MATERIAL FOR THIS TASK =>

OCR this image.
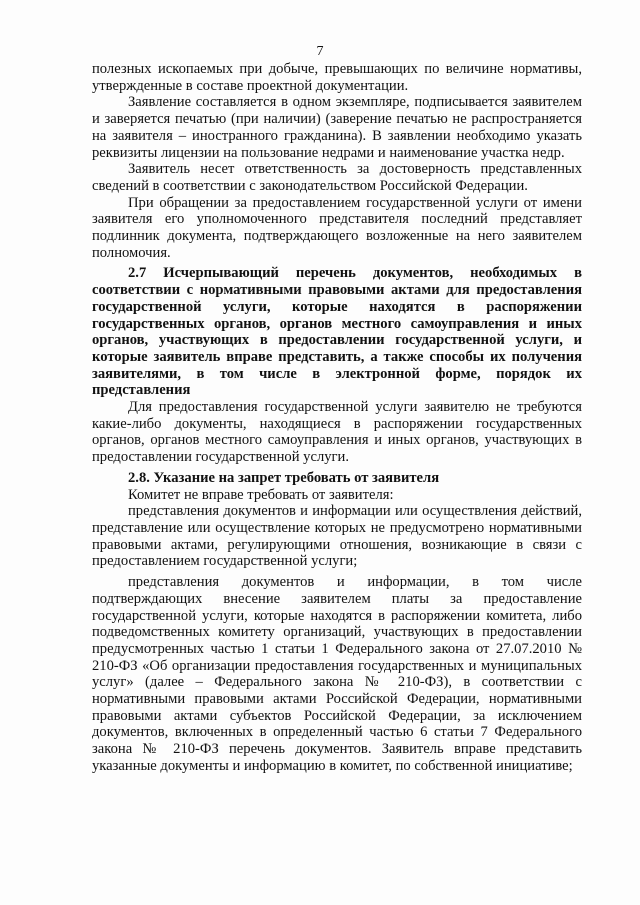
7

полезных ископаемых при добыче, превышающих по величине нормативы, утвержденные в составе проектной документации.

Заявление составляется в одном экземпляре, подписывается заявителем и заверяется печатью (при наличии) (заверение печатью не распространяется на заявителя – иностранного гражданина). В заявлении необходимо указать реквизиты лицензии на пользование недрами и наименование участка недр.

Заявитель несет ответственность за достоверность представленных сведений в соответствии с законодательством Российской Федерации.

При обращении за предоставлением государственной услуги от имени заявителя его уполномоченного представителя последний представляет подлинник документа, подтверждающего возложенные на него заявителем полномочия.

2.7 Исчерпывающий перечень документов, необходимых в соответствии с нормативными правовыми актами для предоставления государственной услуги, которые находятся в распоряжении государственных органов, органов местного самоуправления и иных органов, участвующих в предоставлении государственной услуги, и которые заявитель вправе представить, а также способы их получения заявителями, в том числе в электронной форме, порядок их представления

Для предоставления государственной услуги заявителю не требуются какие-либо документы, находящиеся в распоряжении государственных органов, органов местного самоуправления и иных органов, участвующих в предоставлении государственной услуги.

2.8. Указание на запрет требовать от заявителя

Комитет не вправе требовать от заявителя:

представления документов и информации или осуществления действий, представление или осуществление которых не предусмотрено нормативными правовыми актами, регулирующими отношения, возникающие в связи с предоставлением государственной услуги;

представления документов и информации, в том числе подтверждающих внесение заявителем платы за предоставление государственной услуги, которые находятся в распоряжении комитета, либо подведомственных комитету организаций, участвующих в предоставлении предусмотренных частью 1 статьи 1 Федерального закона от 27.07.2010 № 210-ФЗ «Об организации предоставления государственных и муниципальных услуг» (далее – Федерального закона № 210-ФЗ), в соответствии с нормативными правовыми актами Российской Федерации, нормативными правовыми актами субъектов Российской Федерации, за исключением документов, включенных в определенный частью 6 статьи 7 Федерального закона № 210-ФЗ перечень документов. Заявитель вправе представить указанные документы и информацию в комитет, по собственной инициативе;
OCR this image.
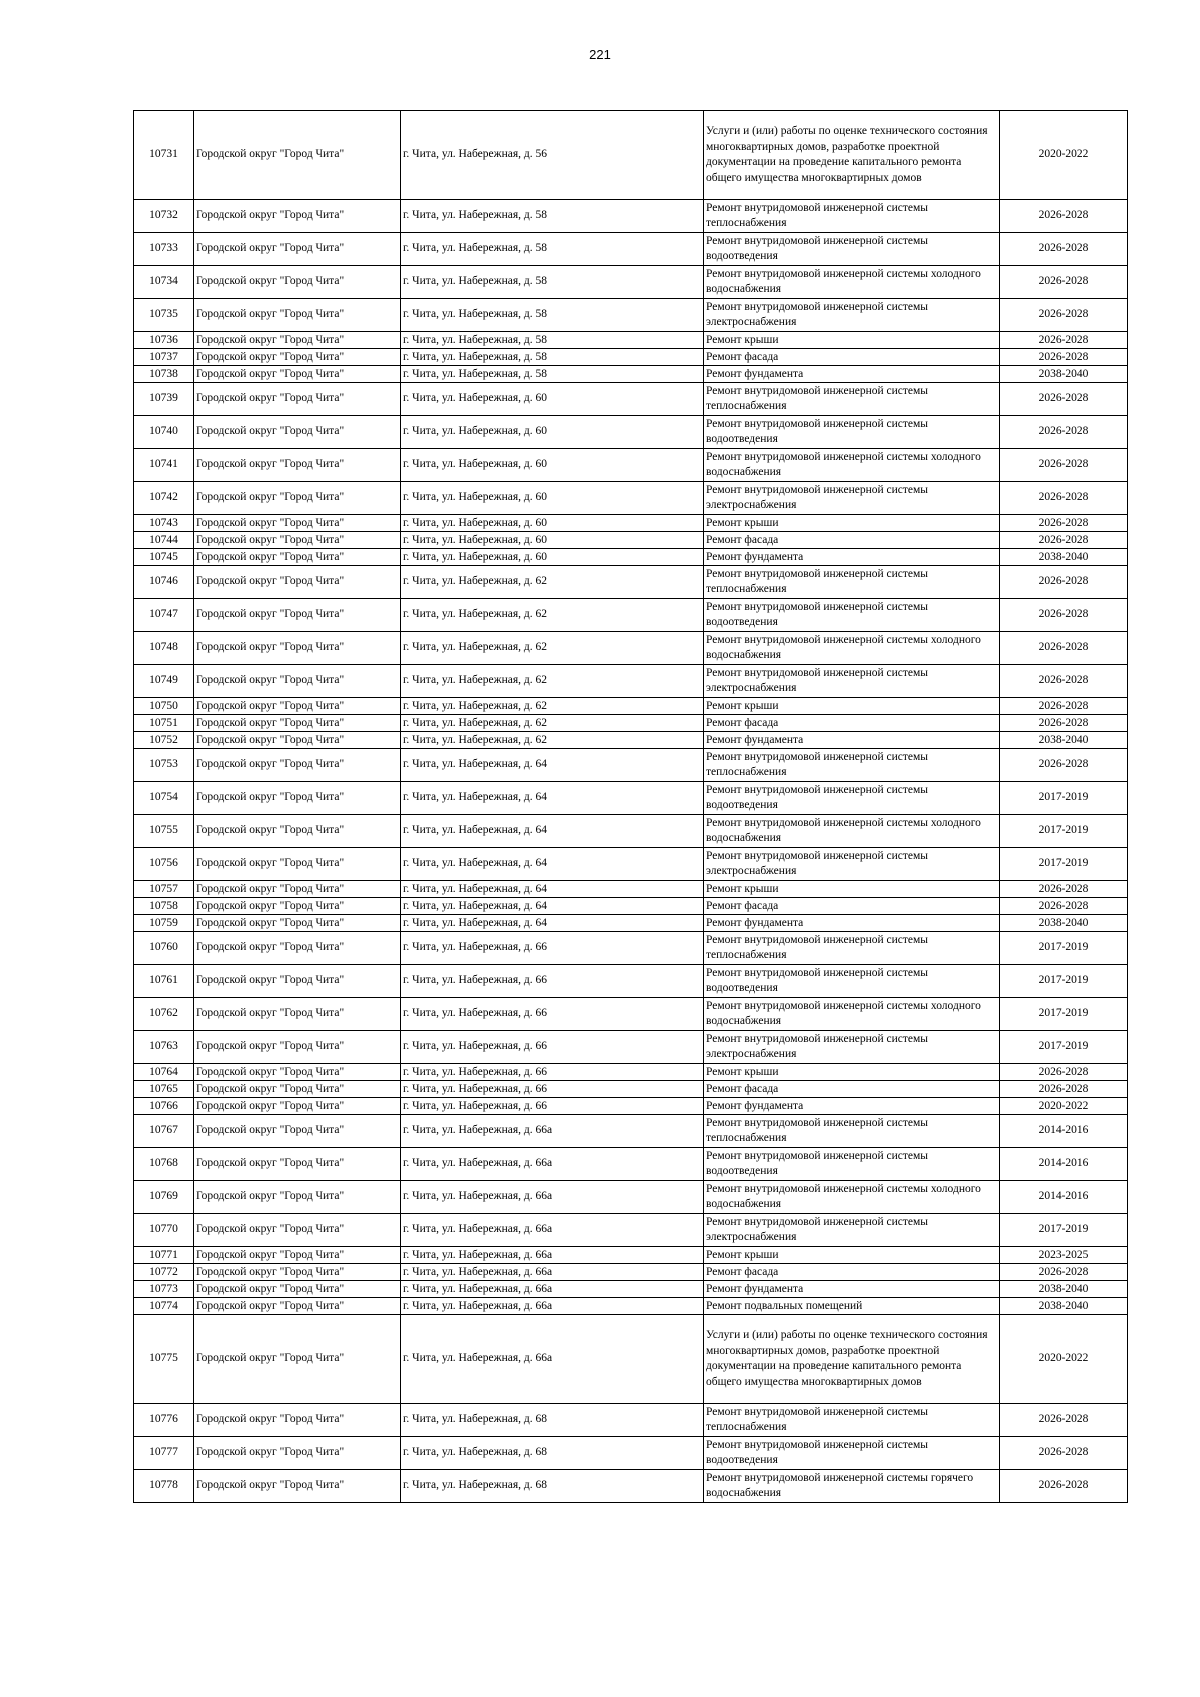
221
10731	Городской округ "Город Чита"	г. Чита, ул. Набережная, д. 56	Услуги и (или) работы по оценке технического состояния многоквартирных домов, разработке проектной документации на проведение капитального ремонта общего имущества многоквартирных домов	2020-2022
10732	Городской округ "Город Чита"	г. Чита, ул. Набережная, д. 58	Ремонт внутридомовой инженерной системы теплоснабжения	2026-2028
10733	Городской округ "Город Чита"	г. Чита, ул. Набережная, д. 58	Ремонт внутридомовой инженерной системы водоотведения	2026-2028
10734	Городской округ "Город Чита"	г. Чита, ул. Набережная, д. 58	Ремонт внутридомовой инженерной системы холодного водоснабжения	2026-2028
10735	Городской округ "Город Чита"	г. Чита, ул. Набережная, д. 58	Ремонт внутридомовой инженерной системы электроснабжения	2026-2028
10736	Городской округ "Город Чита"	г. Чита, ул. Набережная, д. 58	Ремонт крыши	2026-2028
10737	Городской округ "Город Чита"	г. Чита, ул. Набережная, д. 58	Ремонт фасада	2026-2028
10738	Городской округ "Город Чита"	г. Чита, ул. Набережная, д. 58	Ремонт фундамента	2038-2040
10739	Городской округ "Город Чита"	г. Чита, ул. Набережная, д. 60	Ремонт внутридомовой инженерной системы теплоснабжения	2026-2028
10740	Городской округ "Город Чита"	г. Чита, ул. Набережная, д. 60	Ремонт внутридомовой инженерной системы водоотведения	2026-2028
10741	Городской округ "Город Чита"	г. Чита, ул. Набережная, д. 60	Ремонт внутридомовой инженерной системы холодного водоснабжения	2026-2028
10742	Городской округ "Город Чита"	г. Чита, ул. Набережная, д. 60	Ремонт внутридомовой инженерной системы электроснабжения	2026-2028
10743	Городской округ "Город Чита"	г. Чита, ул. Набережная, д. 60	Ремонт крыши	2026-2028
10744	Городской округ "Город Чита"	г. Чита, ул. Набережная, д. 60	Ремонт фасада	2026-2028
10745	Городской округ "Город Чита"	г. Чита, ул. Набережная, д. 60	Ремонт фундамента	2038-2040
10746	Городской округ "Город Чита"	г. Чита, ул. Набережная, д. 62	Ремонт внутридомовой инженерной системы теплоснабжения	2026-2028
10747	Городской округ "Город Чита"	г. Чита, ул. Набережная, д. 62	Ремонт внутридомовой инженерной системы водоотведения	2026-2028
10748	Городской округ "Город Чита"	г. Чита, ул. Набережная, д. 62	Ремонт внутридомовой инженерной системы холодного водоснабжения	2026-2028
10749	Городской округ "Город Чита"	г. Чита, ул. Набережная, д. 62	Ремонт внутридомовой инженерной системы электроснабжения	2026-2028
10750	Городской округ "Город Чита"	г. Чита, ул. Набережная, д. 62	Ремонт крыши	2026-2028
10751	Городской округ "Город Чита"	г. Чита, ул. Набережная, д. 62	Ремонт фасада	2026-2028
10752	Городской округ "Город Чита"	г. Чита, ул. Набережная, д. 62	Ремонт фундамента	2038-2040
10753	Городской округ "Город Чита"	г. Чита, ул. Набережная, д. 64	Ремонт внутридомовой инженерной системы теплоснабжения	2026-2028
10754	Городской округ "Город Чита"	г. Чита, ул. Набережная, д. 64	Ремонт внутридомовой инженерной системы водоотведения	2017-2019
10755	Городской округ "Город Чита"	г. Чита, ул. Набережная, д. 64	Ремонт внутридомовой инженерной системы холодного водоснабжения	2017-2019
10756	Городской округ "Город Чита"	г. Чита, ул. Набережная, д. 64	Ремонт внутридомовой инженерной системы электроснабжения	2017-2019
10757	Городской округ "Город Чита"	г. Чита, ул. Набережная, д. 64	Ремонт крыши	2026-2028
10758	Городской округ "Город Чита"	г. Чита, ул. Набережная, д. 64	Ремонт фасада	2026-2028
10759	Городской округ "Город Чита"	г. Чита, ул. Набережная, д. 64	Ремонт фундамента	2038-2040
10760	Городской округ "Город Чита"	г. Чита, ул. Набережная, д. 66	Ремонт внутридомовой инженерной системы теплоснабжения	2017-2019
10761	Городской округ "Город Чита"	г. Чита, ул. Набережная, д. 66	Ремонт внутридомовой инженерной системы водоотведения	2017-2019
10762	Городской округ "Город Чита"	г. Чита, ул. Набережная, д. 66	Ремонт внутридомовой инженерной системы холодного водоснабжения	2017-2019
10763	Городской округ "Город Чита"	г. Чита, ул. Набережная, д. 66	Ремонт внутридомовой инженерной системы электроснабжения	2017-2019
10764	Городской округ "Город Чита"	г. Чита, ул. Набережная, д. 66	Ремонт крыши	2026-2028
10765	Городской округ "Город Чита"	г. Чита, ул. Набережная, д. 66	Ремонт фасада	2026-2028
10766	Городской округ "Город Чита"	г. Чита, ул. Набережная, д. 66	Ремонт фундамента	2020-2022
10767	Городской округ "Город Чита"	г. Чита, ул. Набережная, д. 66а	Ремонт внутридомовой инженерной системы теплоснабжения	2014-2016
10768	Городской округ "Город Чита"	г. Чита, ул. Набережная, д. 66а	Ремонт внутридомовой инженерной системы водоотведения	2014-2016
10769	Городской округ "Город Чита"	г. Чита, ул. Набережная, д. 66а	Ремонт внутридомовой инженерной системы холодного водоснабжения	2014-2016
10770	Городской округ "Город Чита"	г. Чита, ул. Набережная, д. 66а	Ремонт внутридомовой инженерной системы электроснабжения	2017-2019
10771	Городской округ "Город Чита"	г. Чита, ул. Набережная, д. 66а	Ремонт крыши	2023-2025
10772	Городской округ "Город Чита"	г. Чита, ул. Набережная, д. 66а	Ремонт фасада	2026-2028
10773	Городской округ "Город Чита"	г. Чита, ул. Набережная, д. 66а	Ремонт фундамента	2038-2040
10774	Городской округ "Город Чита"	г. Чита, ул. Набережная, д. 66а	Ремонт подвальных помещений	2038-2040
10775	Городской округ "Город Чита"	г. Чита, ул. Набережная, д. 66а	Услуги и (или) работы по оценке технического состояния многоквартирных домов, разработке проектной документации на проведение капитального ремонта общего имущества многоквартирных домов	2020-2022
10776	Городской округ "Город Чита"	г. Чита, ул. Набережная, д. 68	Ремонт внутридомовой инженерной системы теплоснабжения	2026-2028
10777	Городской округ "Город Чита"	г. Чита, ул. Набережная, д. 68	Ремонт внутридомовой инженерной системы водоотведения	2026-2028
10778	Городской округ "Город Чита"	г. Чита, ул. Набережная, д. 68	Ремонт внутридомовой инженерной системы горячего водоснабжения	2026-2028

EXERCISE OBJECTIVE =>
State how many lines of the listing above hold the word "имущества", with nothing but the number.

TASK OUTPUT =>
2